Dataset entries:
[BEGIN]

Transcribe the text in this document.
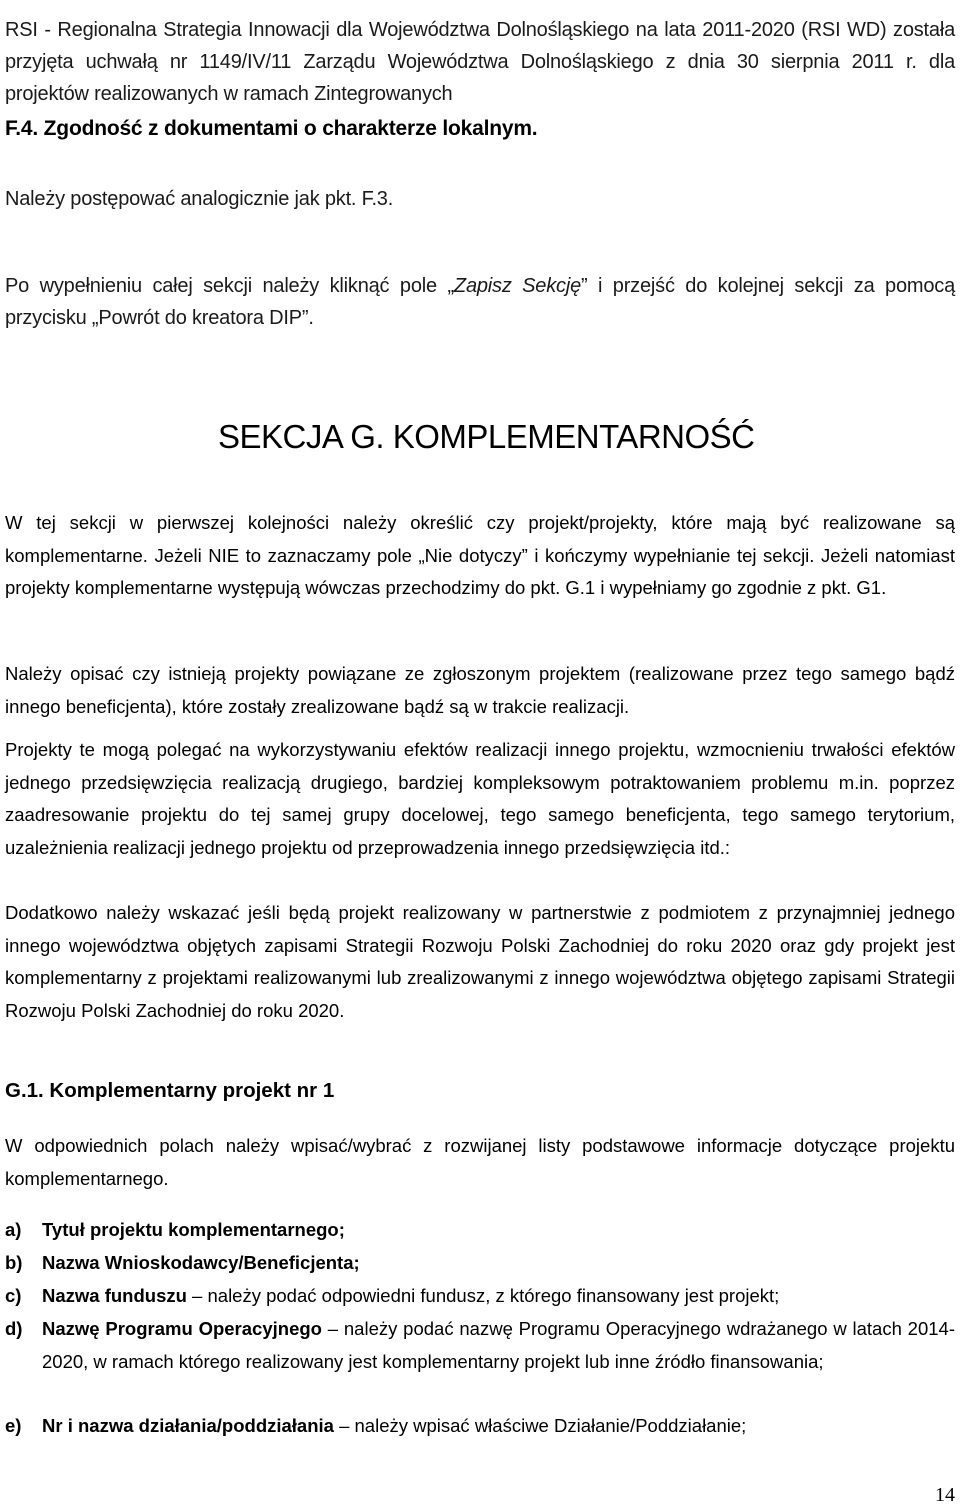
RSI - Regionalna Strategia Innowacji dla Województwa Dolnośląskiego na lata 2011-2020 (RSI WD) została przyjęta uchwałą nr 1149/IV/11 Zarządu Województwa Dolnośląskiego z dnia 30 sierpnia 2011 r. dla projektów realizowanych w ramach Zintegrowanych

F.4. Zgodność z dokumentami o charakterze lokalnym.
Należy postępować analogicznie jak pkt. F.3.

Po wypełnieniu całej sekcji należy kliknąć pole „Zapisz Sekcję” i przejść do kolejnej sekcji za pomocą przycisku „Powrót do kreatora DIP”.

SEKCJA G. KOMPLEMENTARNOŚĆ

W tej sekcji w pierwszej kolejności należy określić czy projekt/projekty, które mają być realizowane są komplementarne. Jeżeli NIE to zaznaczamy pole „Nie dotyczy” i kończymy wypełnianie tej sekcji. Jeżeli natomiast projekty komplementarne występują wówczas przechodzimy do pkt. G.1 i wypełniamy go zgodnie z pkt. G1.

Należy opisać czy istnieją projekty powiązane ze zgłoszonym projektem (realizowane przez tego samego bądź innego beneficjenta), które zostały zrealizowane bądź są w trakcie realizacji.

Projekty te mogą polegać na wykorzystywaniu efektów realizacji innego projektu, wzmocnieniu trwałości efektów jednego przedsięwzięcia realizacją drugiego, bardziej kompleksowym potraktowaniem problemu m.in. poprzez zaadresowanie projektu do tej samej grupy docelowej, tego samego beneficjenta, tego samego terytorium, uzależnienia realizacji jednego projektu od przeprowadzenia innego przedsięwzięcia itd.:

Dodatkowo należy wskazać jeśli będą projekt realizowany w partnerstwie z podmiotem z przynajmniej jednego innego województwa objętych zapisami Strategii Rozwoju Polski Zachodniej do roku 2020 oraz gdy projekt jest komplementarny z projektami realizowanymi lub zrealizowanymi z innego województwa objętego zapisami Strategii Rozwoju Polski Zachodniej do roku 2020.

G.1. Komplementarny projekt nr 1

W odpowiednich polach należy wpisać/wybrać z rozwijanej listy podstawowe informacje dotyczące projektu komplementarnego.

a) Tytuł projektu komplementarnego;
b) Nazwa Wnioskodawcy/Beneficjenta;
c) Nazwa funduszu – należy podać odpowiedni fundusz, z którego finansowany jest projekt;
d) Nazwę Programu Operacyjnego – należy podać nazwę Programu Operacyjnego wdrażanego w latach 2014-2020, w ramach którego realizowany jest komplementarny projekt lub inne źródło finansowania;
e) Nr i nazwa działania/poddziałania – należy wpisać właściwe Działanie/Poddziałanie;
14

[END]

● **Problem details**: Reproduce the entries above exactly. Do not include the images.

● **The reply**:
Transcribe the text in this document.
RSI - Regionalna Strategia Innowacji dla Województwa Dolnośląskiego na lata 2011-2020 (RSI WD) została przyjęta uchwałą nr 1149/IV/11 Zarządu Województwa Dolnośląskiego z dnia 30 sierpnia 2011 r. dla projektów realizowanych w ramach Zintegrowanych

F.4. Zgodność z dokumentami o charakterze lokalnym.
Należy postępować analogicznie jak pkt. F.3.

Po wypełnieniu całej sekcji należy kliknąć pole „Zapisz Sekcję” i przejść do kolejnej sekcji za pomocą przycisku „Powrót do kreatora DIP”.

SEKCJA G. KOMPLEMENTARNOŚĆ

W tej sekcji w pierwszej kolejności należy określić czy projekt/projekty, które mają być realizowane są komplementarne. Jeżeli NIE to zaznaczamy pole „Nie dotyczy” i kończymy wypełnianie tej sekcji. Jeżeli natomiast projekty komplementarne występują wówczas przechodzimy do pkt. G.1 i wypełniamy go zgodnie z pkt. G1.

Należy opisać czy istnieją projekty powiązane ze zgłoszonym projektem (realizowane przez tego samego bądź innego beneficjenta), które zostały zrealizowane bądź są w trakcie realizacji.

Projekty te mogą polegać na wykorzystywaniu efektów realizacji innego projektu, wzmocnieniu trwałości efektów jednego przedsięwzięcia realizacją drugiego, bardziej kompleksowym potraktowaniem problemu m.in. poprzez zaadresowanie projektu do tej samej grupy docelowej, tego samego beneficjenta, tego samego terytorium, uzależnienia realizacji jednego projektu od przeprowadzenia innego przedsięwzięcia itd.:

Dodatkowo należy wskazać jeśli będą projekt realizowany w partnerstwie z podmiotem z przynajmniej jednego innego województwa objętych zapisami Strategii Rozwoju Polski Zachodniej do roku 2020 oraz gdy projekt jest komplementarny z projektami realizowanymi lub zrealizowanymi z innego województwa objętego zapisami Strategii Rozwoju Polski Zachodniej do roku 2020.

G.1. Komplementarny projekt nr 1

W odpowiednich polach należy wpisać/wybrać z rozwijanej listy podstawowe informacje dotyczące projektu komplementarnego.

a) Tytuł projektu komplementarnego;
b) Nazwa Wnioskodawcy/Beneficjenta;
c) Nazwa funduszu – należy podać odpowiedni fundusz, z którego finansowany jest projekt;
d) Nazwę Programu Operacyjnego – należy podać nazwę Programu Operacyjnego wdrażanego w latach 2014-2020, w ramach którego realizowany jest komplementarny projekt lub inne źródło finansowania;
e) Nr i nazwa działania/poddziałania – należy wpisać właściwe Działanie/Poddziałanie;
14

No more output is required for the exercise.